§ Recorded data
• • • • •

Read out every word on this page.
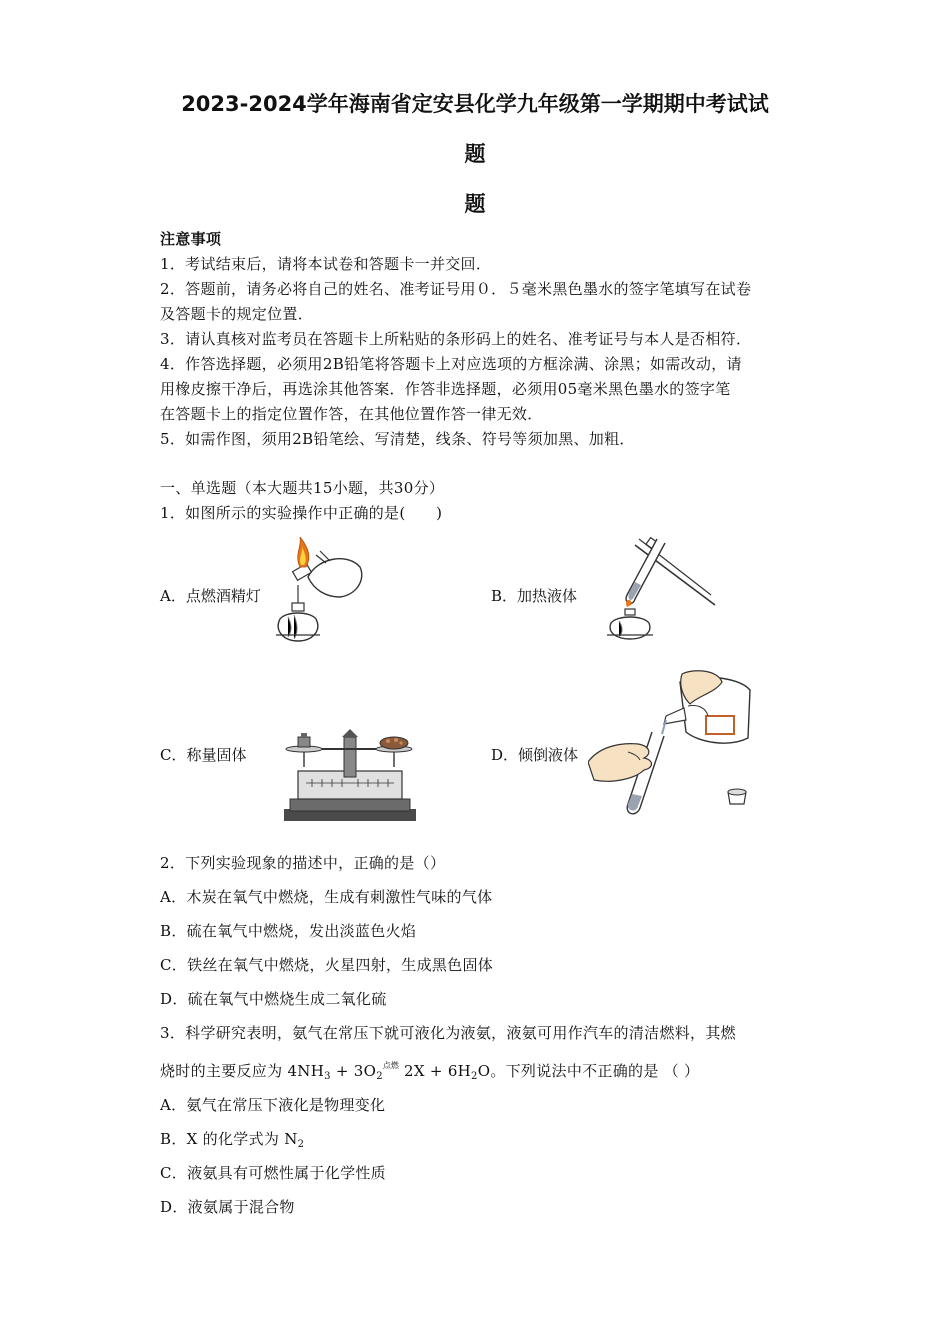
2023-2024学年海南省定安县化学九年级第一学期期中考试试
题
题
注意事项
1．考试结束后，请将本试卷和答题卡一并交回．
2．答题前，请务必将自己的姓名、准考证号用０．５毫米黑色墨水的签字笔填写在试卷
及答题卡的规定位置．
3．请认真核对监考员在答题卡上所粘贴的条形码上的姓名、准考证号与本人是否相符．
4．作答选择题，必须用2B铅笔将答题卡上对应选项的方框涂满、涂黑；如需改动，请
用橡皮擦干净后，再选涂其他答案．作答非选择题，必须用05毫米黑色墨水的签字笔
在答题卡上的指定位置作答，在其他位置作答一律无效．
5．如需作图，须用2B铅笔绘、写清楚，线条、符号等须加黑、加粗．
一、单选题（本大题共15小题，共30分）
1．如图所示的实验操作中正确的是(　　)
A．点燃酒精灯	B．加热液体
C．称量固体	D．倾倒液体
2．下列实验现象的描述中，正确的是（）
A．木炭在氧气中燃烧，生成有刺激性气味的气体
B．硫在氧气中燃烧，发出淡蓝色火焰
C．铁丝在氧气中燃烧，火星四射，生成黑色固体
D．硫在氧气中燃烧生成二氧化硫
3．科学研究表明，氨气在常压下就可液化为液氨，液氨可用作汽车的清洁燃料，其燃
烧时的主要反应为 $4NH_3 + 3O_2^{点燃}$ $2X + 6H_2O$。下列说法中不正确的是 （ ）
A．氨气在常压下液化是物理变化
B．X 的化学式为 $N_2$
C．液氨具有可燃性属于化学性质
D．液氨属于混合物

• • • • •

§ Task brief
Skip the pictures and transcribe the rest of the records exactly.

§ Task solution
Read out every word on this page.
2023-2024学年海南省定安县化学九年级第一学期期中考试试
题
题
注意事项
1．考试结束后，请将本试卷和答题卡一并交回．
2．答题前，请务必将自己的姓名、准考证号用０．５毫米黑色墨水的签字笔填写在试卷
及答题卡的规定位置．
3．请认真核对监考员在答题卡上所粘贴的条形码上的姓名、准考证号与本人是否相符．
4．作答选择题，必须用2B铅笔将答题卡上对应选项的方框涂满、涂黑；如需改动，请
用橡皮擦干净后，再选涂其他答案．作答非选择题，必须用05毫米黑色墨水的签字笔
在答题卡上的指定位置作答，在其他位置作答一律无效．
5．如需作图，须用2B铅笔绘、写清楚，线条、符号等须加黑、加粗．
一、单选题（本大题共15小题，共30分）
1．如图所示的实验操作中正确的是(　　)
A．点燃酒精灯	B．加热液体
C．称量固体	D．倾倒液体
2．下列实验现象的描述中，正确的是（）
A．木炭在氧气中燃烧，生成有刺激性气味的气体
B．硫在氧气中燃烧，发出淡蓝色火焰
C．铁丝在氧气中燃烧，火星四射，生成黑色固体
D．硫在氧气中燃烧生成二氧化硫
3．科学研究表明，氨气在常压下就可液化为液氨，液氨可用作汽车的清洁燃料，其燃
烧时的主要反应为 $4NH_3 + 3O_2^{点燃}$ $2X + 6H_2O$。下列说法中不正确的是 （ ）
A．氨气在常压下液化是物理变化
B．X 的化学式为 $N_2$
C．液氨具有可燃性属于化学性质
D．液氨属于混合物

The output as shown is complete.